Problem requirements: Transcribe all of the material below word for word and leave out its pictures.

** begin Task material **

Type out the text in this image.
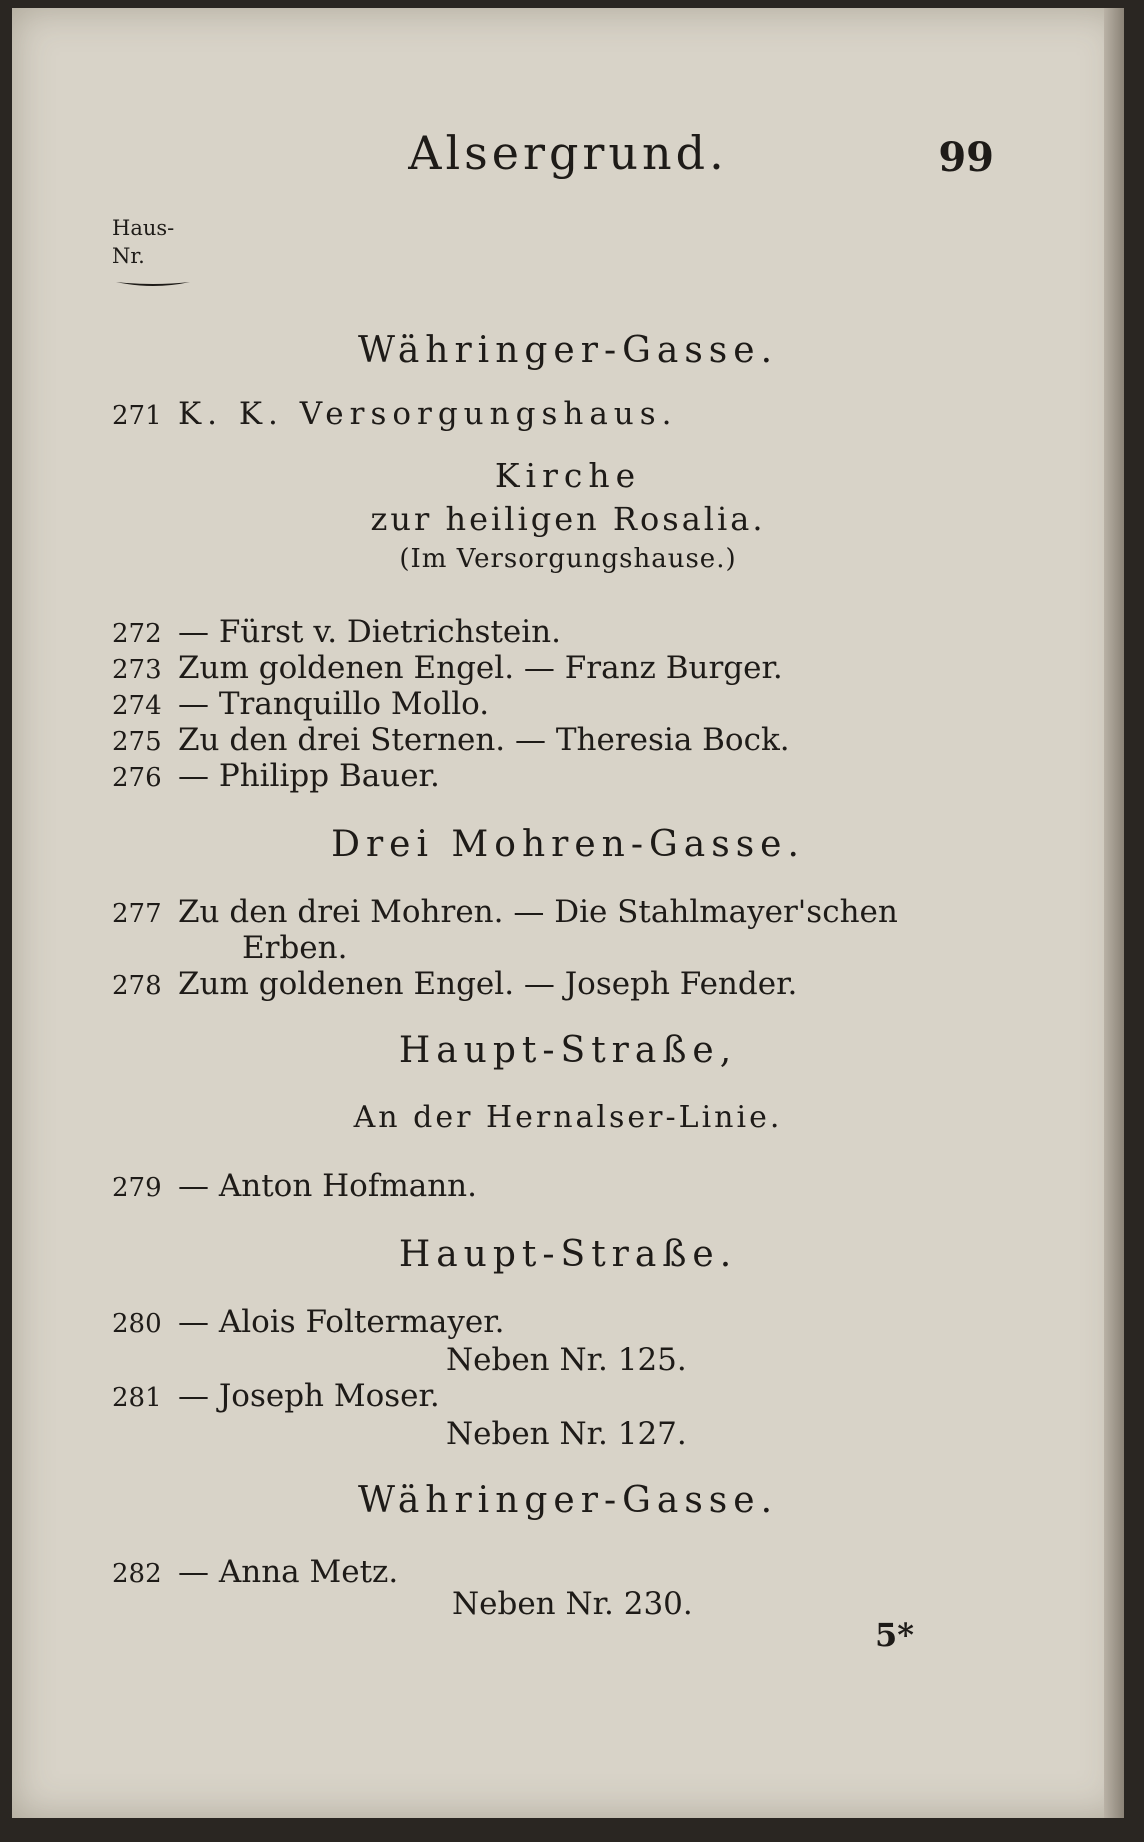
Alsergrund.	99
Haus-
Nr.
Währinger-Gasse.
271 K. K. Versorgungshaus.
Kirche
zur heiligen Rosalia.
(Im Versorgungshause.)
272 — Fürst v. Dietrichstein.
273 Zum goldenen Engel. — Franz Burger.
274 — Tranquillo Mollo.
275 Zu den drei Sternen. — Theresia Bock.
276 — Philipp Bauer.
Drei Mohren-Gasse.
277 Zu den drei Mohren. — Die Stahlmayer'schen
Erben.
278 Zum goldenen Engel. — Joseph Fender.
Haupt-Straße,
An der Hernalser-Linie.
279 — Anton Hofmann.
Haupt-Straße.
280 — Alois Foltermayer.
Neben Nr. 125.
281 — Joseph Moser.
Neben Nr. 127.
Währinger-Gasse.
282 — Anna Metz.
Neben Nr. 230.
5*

** end Task material **

Response for this exercise:
Type out the text in this image.
Alsergrund.	99
Haus-
Nr.
Währinger-Gasse.
271 K. K. Versorgungshaus.
Kirche
zur heiligen Rosalia.
(Im Versorgungshause.)
272 — Fürst v. Dietrichstein.
273 Zum goldenen Engel. — Franz Burger.
274 — Tranquillo Mollo.
275 Zu den drei Sternen. — Theresia Bock.
276 — Philipp Bauer.
Drei Mohren-Gasse.
277 Zu den drei Mohren. — Die Stahlmayer'schen
Erben.
278 Zum goldenen Engel. — Joseph Fender.
Haupt-Straße,
An der Hernalser-Linie.
279 — Anton Hofmann.
Haupt-Straße.
280 — Alois Foltermayer.
Neben Nr. 125.
281 — Joseph Moser.
Neben Nr. 127.
Währinger-Gasse.
282 — Anna Metz.
Neben Nr. 230.
5*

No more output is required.